■ Required work ■
Set down each line of the material that follows, exactly, with no pictures.
===== Record list
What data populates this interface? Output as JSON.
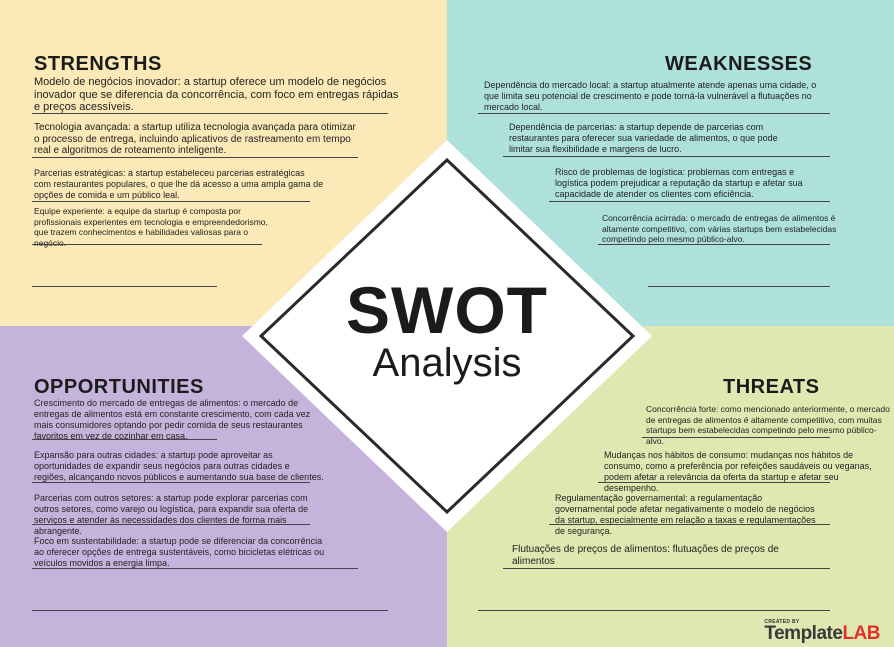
{
  "strengths": {
    "title": "STRENGTHS",
    "items": [
      "Modelo de negócios inovador: a startup oferece um modelo de negócios inovador que se diferencia da concorrência, com foco em entregas rápidas e preços acessíveis.",
      "Tecnologia avançada: a startup utiliza tecnologia avançada para otimizar o processo de entrega, incluindo aplicativos de rastreamento em tempo real e algoritmos de roteamento inteligente.",
      "Parcerias estratégicas: a startup estabeleceu parcerias estratégicas com restaurantes populares, o que lhe dá acesso a uma ampla gama de opções de comida e um público leal.",
      "Equipe experiente: a equipe da startup é composta por profissionais experientes em tecnologia e empreendedorismo, que trazem conhecimentos e habilidades valiosas para o negócio."
    ]
  },
  "weaknesses": {
    "title": "WEAKNESSES",
    "items": [
      "Dependência do mercado local: a startup atualmente atende apenas uma cidade, o que limita seu potencial de crescimento e pode torná-la vulnerável a flutuações no mercado local.",
      "Dependência de parcerias: a startup depende de parcerias com restaurantes para oferecer sua variedade de alimentos, o que pode limitar sua flexibilidade e margens de lucro.",
      "Risco de problemas de logística: problemas com entregas e logística podem prejudicar a reputação da startup e afetar sua capacidade de atender os clientes com eficiência.",
      "Concorrência acirrada: o mercado de entregas de alimentos é altamente competitivo, com várias startups bem estabelecidas competindo pelo mesmo público-alvo."
    ]
  },
  "opportunities": {
    "title": "OPPORTUNITIES",
    "items": [
      "Crescimento do mercado de entregas de alimentos: o mercado de entregas de alimentos está em constante crescimento, com cada vez mais consumidores optando por pedir comida de seus restaurantes favoritos em vez de cozinhar em casa.",
      "Expansão para outras cidades: a startup pode aproveitar as oportunidades de expandir seus negócios para outras cidades e regiões, alcançando novos públicos e aumentando sua base de clientes.",
      "Parcerias com outros setores: a startup pode explorar parcerias com outros setores, como varejo ou logística, para expandir sua oferta de serviços e atender às necessidades dos clientes de forma mais abrangente.",
      "Foco em sustentabilidade: a startup pode se diferenciar da concorrência ao oferecer opções de entrega sustentáveis, como bicicletas elétricas ou veículos movidos a energia limpa."
    ]
  },
  "threats": {
    "title": "THREATS",
    "items": [
      "Concorrência forte: como mencionado anteriormente, o mercado de entregas de alimentos é altamente competitivo, com muitas startups bem estabelecidas competindo pelo mesmo público-alvo.",
      "Mudanças nos hábitos de consumo: mudanças nos hábitos de consumo, como a preferência por refeições saudáveis ou veganas, podem afetar a relevância da oferta da startup e afetar seu desempenho.",
      "Regulamentação governamental: a regulamentação governamental pode afetar negativamente o modelo de negócios da startup, especialmente em relação a taxas e regulamentações de segurança.",
      "Flutuações de preços de alimentos: flutuações de preços de alimentos"
    ]
  },
  "center": {
    "title": "SWOT",
    "subtitle": "Analysis"
  },
  "logo": {
    "created_by": "CREATED BY",
    "template": "Template",
    "lab": "LAB"
  },
  "colors": {
    "strengths_bg": "#fbe9b7",
    "weaknesses_bg": "#aee0dc",
    "opportunities_bg": "#c6b3dc",
    "threats_bg": "#dfe8b0",
    "logo_accent": "#e0312f"
  }
}
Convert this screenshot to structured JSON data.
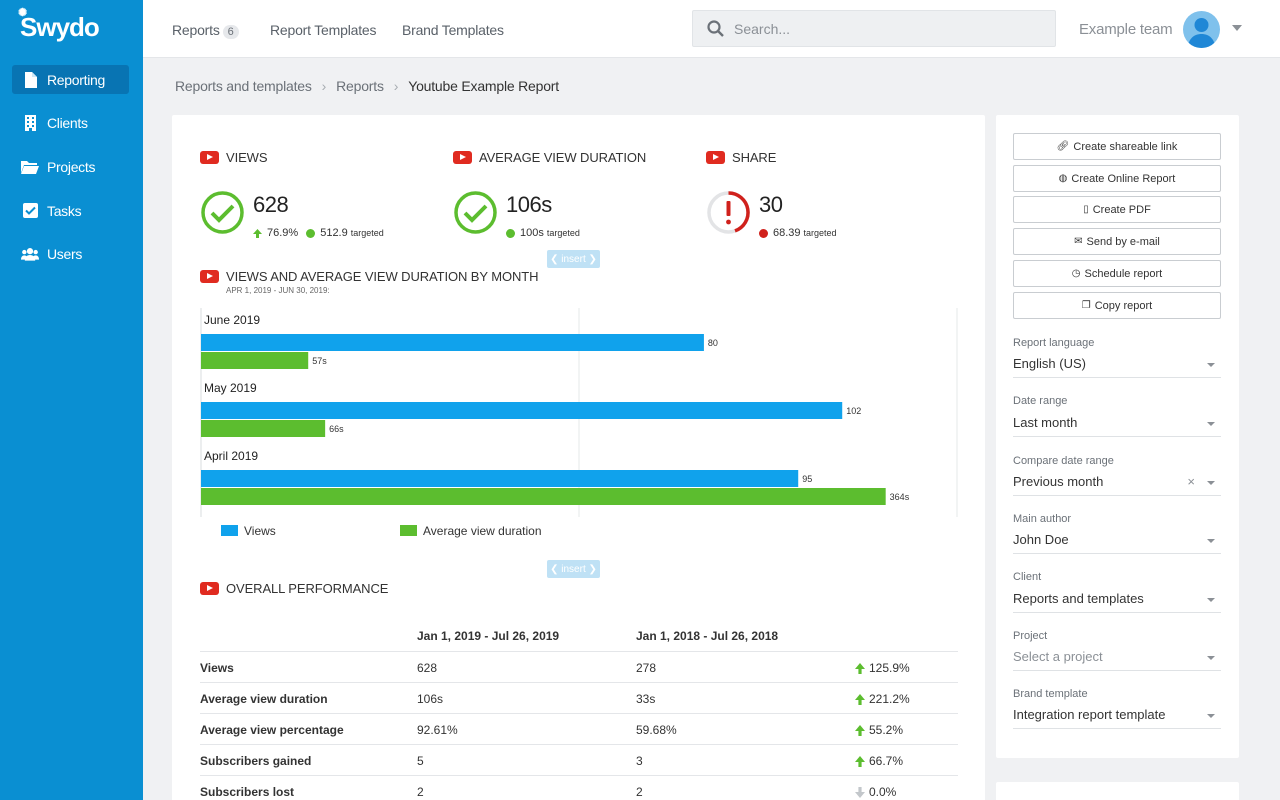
{
  "app": {
    "name": "Swydo"
  },
  "sidebar": {
    "items": [
      {
        "label": "Reporting",
        "icon": "file-icon"
      },
      {
        "label": "Clients",
        "icon": "building-icon"
      },
      {
        "label": "Projects",
        "icon": "folder-icon"
      },
      {
        "label": "Tasks",
        "icon": "checkbox-icon"
      },
      {
        "label": "Users",
        "icon": "users-icon"
      }
    ]
  },
  "topbar": {
    "tabs": [
      {
        "label": "Reports",
        "badge": "6"
      },
      {
        "label": "Report Templates"
      },
      {
        "label": "Brand Templates"
      }
    ],
    "search_placeholder": "Search...",
    "team": "Example team"
  },
  "breadcrumb": [
    "Reports and templates",
    "Reports",
    "Youtube Example Report"
  ],
  "kpis": [
    {
      "title": "VIEWS",
      "value": "628",
      "change": "76.9%",
      "target": "512.9",
      "target_suffix": "targeted",
      "status": "ok",
      "dot_color": "#5cbd2f"
    },
    {
      "title": "AVERAGE VIEW DURATION",
      "value": "106s",
      "target": "100s",
      "target_suffix": "targeted",
      "status": "ok",
      "dot_color": "#5cbd2f"
    },
    {
      "title": "SHARE",
      "value": "30",
      "target": "68.39",
      "target_suffix": "targeted",
      "status": "warn",
      "dot_color": "#d0211c"
    }
  ],
  "insert_label": "❮ insert ❯",
  "chart_section": {
    "title": "VIEWS AND AVERAGE VIEW DURATION BY MONTH",
    "subtitle": "APR 1, 2019 - JUN 30, 2019:"
  },
  "chart_data": {
    "type": "bar",
    "orientation": "horizontal",
    "categories": [
      "June 2019",
      "May 2019",
      "April 2019"
    ],
    "series": [
      {
        "name": "Views",
        "values": [
          80,
          102,
          95
        ],
        "labels": [
          "80",
          "102",
          "95"
        ],
        "color": "#10a2ec"
      },
      {
        "name": "Average view duration",
        "values": [
          57,
          66,
          364
        ],
        "labels": [
          "57s",
          "66s",
          "364s"
        ],
        "color": "#5cbd2f"
      }
    ],
    "legend": "bottom-left",
    "grid": true
  },
  "table_section": {
    "title": "OVERALL PERFORMANCE",
    "headers": [
      "",
      "Jan 1, 2019 - Jul 26, 2019",
      "Jan 1, 2018 - Jul 26, 2018",
      ""
    ],
    "rows": [
      {
        "metric": "Views",
        "current": "628",
        "previous": "278",
        "change": "125.9%",
        "dir": "up"
      },
      {
        "metric": "Average view duration",
        "current": "106s",
        "previous": "33s",
        "change": "221.2%",
        "dir": "up"
      },
      {
        "metric": "Average view percentage",
        "current": "92.61%",
        "previous": "59.68%",
        "change": "55.2%",
        "dir": "up"
      },
      {
        "metric": "Subscribers gained",
        "current": "5",
        "previous": "3",
        "change": "66.7%",
        "dir": "up"
      },
      {
        "metric": "Subscribers lost",
        "current": "2",
        "previous": "2",
        "change": "0.0%",
        "dir": "flat"
      }
    ]
  },
  "actions": [
    {
      "label": "Create shareable link",
      "icon": "link-icon"
    },
    {
      "label": "Create Online Report",
      "icon": "globe-icon"
    },
    {
      "label": "Create PDF",
      "icon": "pdf-icon"
    },
    {
      "label": "Send by e-mail",
      "icon": "mail-icon"
    },
    {
      "label": "Schedule report",
      "icon": "clock-icon"
    },
    {
      "label": "Copy report",
      "icon": "copy-icon"
    }
  ],
  "settings": [
    {
      "label": "Report language",
      "value": "English (US)"
    },
    {
      "label": "Date range",
      "value": "Last month"
    },
    {
      "label": "Compare date range",
      "value": "Previous month",
      "clearable": true
    },
    {
      "label": "Main author",
      "value": "John Doe"
    },
    {
      "label": "Client",
      "value": "Reports and templates"
    },
    {
      "label": "Project",
      "value": "Select a project",
      "placeholder": true
    },
    {
      "label": "Brand template",
      "value": "Integration report template"
    }
  ]
}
==========
■ Output of the exercise ■
What data populates this interface? Output as JSON.
{
  "strengths": {
    "title": "STRENGTHS",
    "items": [
      "Modelo de negócios inovador: a startup oferece um modelo de negócios inovador que se diferencia da concorrência, com foco em entregas rápidas e preços acessíveis.",
      "Tecnologia avançada: a startup utiliza tecnologia avançada para otimizar o processo de entrega, incluindo aplicativos de rastreamento em tempo real e algoritmos de roteamento inteligente.",
      "Parcerias estratégicas: a startup estabeleceu parcerias estratégicas com restaurantes populares, o que lhe dá acesso a uma ampla gama de opções de comida e um público leal.",
      "Equipe experiente: a equipe da startup é composta por profissionais experientes em tecnologia e empreendedorismo, que trazem conhecimentos e habilidades valiosas para o negócio."
    ]
  },
  "weaknesses": {
    "title": "WEAKNESSES",
    "items": [
      "Dependência do mercado local: a startup atualmente atende apenas uma cidade, o que limita seu potencial de crescimento e pode torná-la vulnerável a flutuações no mercado local.",
      "Dependência de parcerias: a startup depende de parcerias com restaurantes para oferecer sua variedade de alimentos, o que pode limitar sua flexibilidade e margens de lucro.",
      "Risco de problemas de logística: problemas com entregas e logística podem prejudicar a reputação da startup e afetar sua capacidade de atender os clientes com eficiência.",
      "Concorrência acirrada: o mercado de entregas de alimentos é altamente competitivo, com várias startups bem estabelecidas competindo pelo mesmo público-alvo."
    ]
  },
  "opportunities": {
    "title": "OPPORTUNITIES",
    "items": [
      "Crescimento do mercado de entregas de alimentos: o mercado de entregas de alimentos está em constante crescimento, com cada vez mais consumidores optando por pedir comida de seus restaurantes favoritos em vez de cozinhar em casa.",
      "Expansão para outras cidades: a startup pode aproveitar as oportunidades de expandir seus negócios para outras cidades e regiões, alcançando novos públicos e aumentando sua base de clientes.",
      "Parcerias com outros setores: a startup pode explorar parcerias com outros setores, como varejo ou logística, para expandir sua oferta de serviços e atender às necessidades dos clientes de forma mais abrangente.",
      "Foco em sustentabilidade: a startup pode se diferenciar da concorrência ao oferecer opções de entrega sustentáveis, como bicicletas elétricas ou veículos movidos a energia limpa."
    ]
  },
  "threats": {
    "title": "THREATS",
    "items": [
      "Concorrência forte: como mencionado anteriormente, o mercado de entregas de alimentos é altamente competitivo, com muitas startups bem estabelecidas competindo pelo mesmo público-alvo.",
      "Mudanças nos hábitos de consumo: mudanças nos hábitos de consumo, como a preferência por refeições saudáveis ou veganas, podem afetar a relevância da oferta da startup e afetar seu desempenho.",
      "Regulamentação governamental: a regulamentação governamental pode afetar negativamente o modelo de negócios da startup, especialmente em relação a taxas e regulamentações de segurança.",
      "Flutuações de preços de alimentos: flutuações de preços de alimentos"
    ]
  },
  "center": {
    "title": "SWOT",
    "subtitle": "Analysis"
  },
  "logo": {
    "created_by": "CREATED BY",
    "template": "Template",
    "lab": "LAB"
  },
  "colors": {
    "strengths_bg": "#fbe9b7",
    "weaknesses_bg": "#aee0dc",
    "opportunities_bg": "#c6b3dc",
    "threats_bg": "#dfe8b0",
    "logo_accent": "#e0312f"
  }
}
Convert this screenshot to structured JSON data.
{
  "app": {
    "name": "Swydo"
  },
  "sidebar": {
    "items": [
      {
        "label": "Reporting",
        "icon": "file-icon"
      },
      {
        "label": "Clients",
        "icon": "building-icon"
      },
      {
        "label": "Projects",
        "icon": "folder-icon"
      },
      {
        "label": "Tasks",
        "icon": "checkbox-icon"
      },
      {
        "label": "Users",
        "icon": "users-icon"
      }
    ]
  },
  "topbar": {
    "tabs": [
      {
        "label": "Reports",
        "badge": "6"
      },
      {
        "label": "Report Templates"
      },
      {
        "label": "Brand Templates"
      }
    ],
    "search_placeholder": "Search...",
    "team": "Example team"
  },
  "breadcrumb": [
    "Reports and templates",
    "Reports",
    "Youtube Example Report"
  ],
  "kpis": [
    {
      "title": "VIEWS",
      "value": "628",
      "change": "76.9%",
      "target": "512.9",
      "target_suffix": "targeted",
      "status": "ok",
      "dot_color": "#5cbd2f"
    },
    {
      "title": "AVERAGE VIEW DURATION",
      "value": "106s",
      "target": "100s",
      "target_suffix": "targeted",
      "status": "ok",
      "dot_color": "#5cbd2f"
    },
    {
      "title": "SHARE",
      "value": "30",
      "target": "68.39",
      "target_suffix": "targeted",
      "status": "warn",
      "dot_color": "#d0211c"
    }
  ],
  "insert_label": "❮ insert ❯",
  "chart_section": {
    "title": "VIEWS AND AVERAGE VIEW DURATION BY MONTH",
    "subtitle": "APR 1, 2019 - JUN 30, 2019:"
  },
  "chart_data": {
    "type": "bar",
    "orientation": "horizontal",
    "categories": [
      "June 2019",
      "May 2019",
      "April 2019"
    ],
    "series": [
      {
        "name": "Views",
        "values": [
          80,
          102,
          95
        ],
        "labels": [
          "80",
          "102",
          "95"
        ],
        "color": "#10a2ec"
      },
      {
        "name": "Average view duration",
        "values": [
          57,
          66,
          364
        ],
        "labels": [
          "57s",
          "66s",
          "364s"
        ],
        "color": "#5cbd2f"
      }
    ],
    "legend": "bottom-left",
    "grid": true
  },
  "table_section": {
    "title": "OVERALL PERFORMANCE",
    "headers": [
      "",
      "Jan 1, 2019 - Jul 26, 2019",
      "Jan 1, 2018 - Jul 26, 2018",
      ""
    ],
    "rows": [
      {
        "metric": "Views",
        "current": "628",
        "previous": "278",
        "change": "125.9%",
        "dir": "up"
      },
      {
        "metric": "Average view duration",
        "current": "106s",
        "previous": "33s",
        "change": "221.2%",
        "dir": "up"
      },
      {
        "metric": "Average view percentage",
        "current": "92.61%",
        "previous": "59.68%",
        "change": "55.2%",
        "dir": "up"
      },
      {
        "metric": "Subscribers gained",
        "current": "5",
        "previous": "3",
        "change": "66.7%",
        "dir": "up"
      },
      {
        "metric": "Subscribers lost",
        "current": "2",
        "previous": "2",
        "change": "0.0%",
        "dir": "flat"
      }
    ]
  },
  "actions": [
    {
      "label": "Create shareable link",
      "icon": "link-icon"
    },
    {
      "label": "Create Online Report",
      "icon": "globe-icon"
    },
    {
      "label": "Create PDF",
      "icon": "pdf-icon"
    },
    {
      "label": "Send by e-mail",
      "icon": "mail-icon"
    },
    {
      "label": "Schedule report",
      "icon": "clock-icon"
    },
    {
      "label": "Copy report",
      "icon": "copy-icon"
    }
  ],
  "settings": [
    {
      "label": "Report language",
      "value": "English (US)"
    },
    {
      "label": "Date range",
      "value": "Last month"
    },
    {
      "label": "Compare date range",
      "value": "Previous month",
      "clearable": true
    },
    {
      "label": "Main author",
      "value": "John Doe"
    },
    {
      "label": "Client",
      "value": "Reports and templates"
    },
    {
      "label": "Project",
      "value": "Select a project",
      "placeholder": true
    },
    {
      "label": "Brand template",
      "value": "Integration report template"
    }
  ]
}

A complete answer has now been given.